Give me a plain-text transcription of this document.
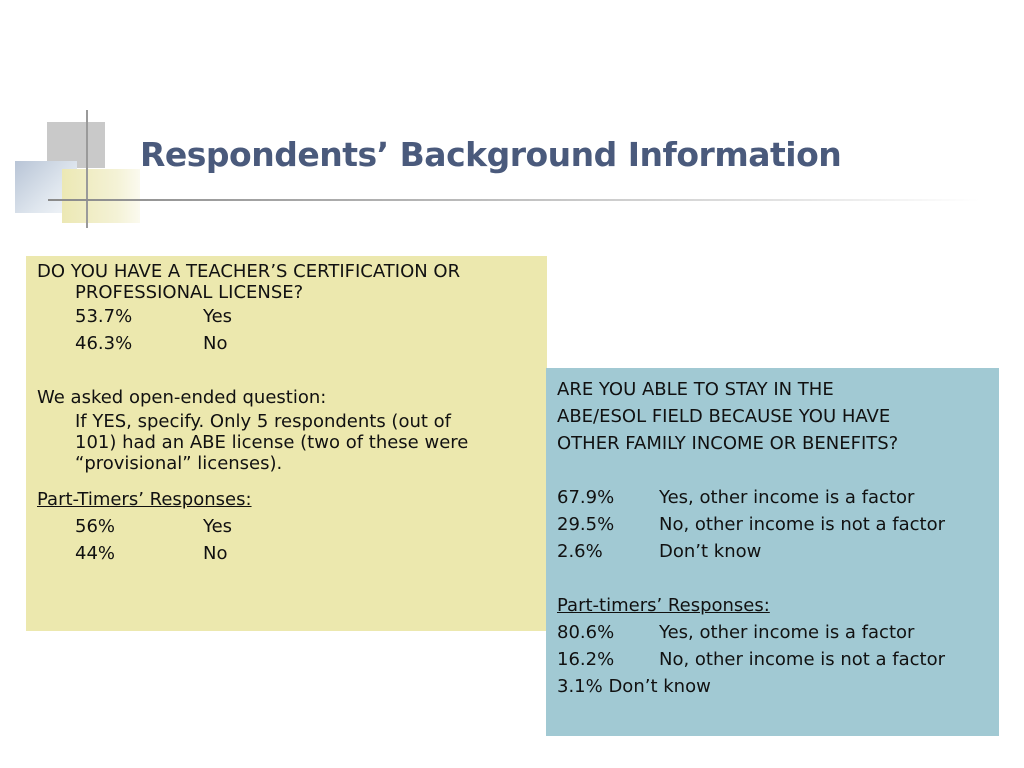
Respondents’ Background Information

DO YOU HAVE A TEACHER’S CERTIFICATION OR

PROFESSIONAL LICENSE?

53.7%	Yes
46.3%	No

We asked open-ended question:

If YES, specify. Only 5 respondents (out of

101) had an ABE license (two of these were

“provisional” licenses).

Part-Timers’ Responses:

56%	Yes
44%	No

ARE YOU ABLE TO STAY IN THE

ABE/ESOL FIELD BECAUSE YOU HAVE

OTHER FAMILY INCOME OR BENEFITS?

67.9%	Yes, other income is a factor
29.5%	No, other income is not a factor
2.6%	Don’t know

Part-timers’ Responses:

80.6%	Yes, other income is a factor
16.2%	No, other income is not a factor

3.1% Don’t know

________________________________________

**WHAT YOU SHOULD DO**
Provide the count, and nothing else, of lines in the data above where the word "HAVE" occurs.

**SOLVED PROBLEM**
2